**Task instructions**
Update the lines that begin at the one containing "y-tick-label: 2 000,00 — [64, 277, 134, 299]" and stop after the one containing "y-tick-label: 1 500,00 — [64, 361, 134, 383]", changing every "legend-marker" to "legend-swatch" and keeping everything else the same. Return only those lines.

**Input**
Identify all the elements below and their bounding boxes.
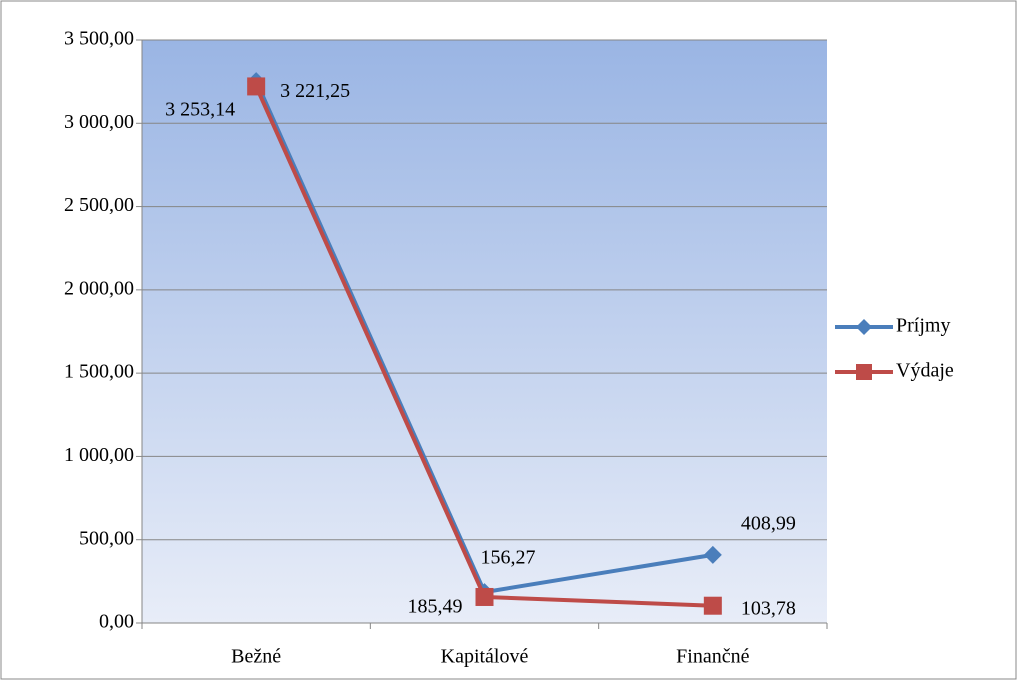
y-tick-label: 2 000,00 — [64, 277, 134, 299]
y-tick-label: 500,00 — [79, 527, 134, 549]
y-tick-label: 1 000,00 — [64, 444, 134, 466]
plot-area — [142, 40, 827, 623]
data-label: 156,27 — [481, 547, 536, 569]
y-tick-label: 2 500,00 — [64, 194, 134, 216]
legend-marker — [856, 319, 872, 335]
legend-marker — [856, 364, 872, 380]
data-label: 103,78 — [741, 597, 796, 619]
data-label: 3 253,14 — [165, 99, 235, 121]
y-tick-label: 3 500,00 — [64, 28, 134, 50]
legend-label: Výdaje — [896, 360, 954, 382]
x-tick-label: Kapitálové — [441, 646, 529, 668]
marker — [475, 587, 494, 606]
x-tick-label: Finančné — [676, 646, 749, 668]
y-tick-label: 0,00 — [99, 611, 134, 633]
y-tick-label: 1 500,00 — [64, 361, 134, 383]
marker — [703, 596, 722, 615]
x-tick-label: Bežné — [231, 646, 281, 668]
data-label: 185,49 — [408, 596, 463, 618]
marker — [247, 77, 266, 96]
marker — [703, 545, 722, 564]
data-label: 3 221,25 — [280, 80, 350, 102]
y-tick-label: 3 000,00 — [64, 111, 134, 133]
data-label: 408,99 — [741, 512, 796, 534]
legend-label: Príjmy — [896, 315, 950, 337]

**Exercise solution**
y-tick-label: 2 000,00 — [64, 277, 134, 299]
y-tick-label: 500,00 — [79, 527, 134, 549]
y-tick-label: 1 000,00 — [64, 444, 134, 466]
plot-area — [142, 40, 827, 623]
data-label: 156,27 — [481, 547, 536, 569]
y-tick-label: 2 500,00 — [64, 194, 134, 216]
legend-swatch — [856, 319, 872, 335]
legend-swatch — [856, 364, 872, 380]
data-label: 103,78 — [741, 597, 796, 619]
data-label: 3 253,14 — [165, 99, 235, 121]
y-tick-label: 3 500,00 — [64, 28, 134, 50]
legend-label: Výdaje — [896, 360, 954, 382]
x-tick-label: Kapitálové — [441, 646, 529, 668]
marker — [475, 587, 494, 606]
x-tick-label: Finančné — [676, 646, 749, 668]
y-tick-label: 0,00 — [99, 611, 134, 633]
y-tick-label: 1 500,00 — [64, 361, 134, 383]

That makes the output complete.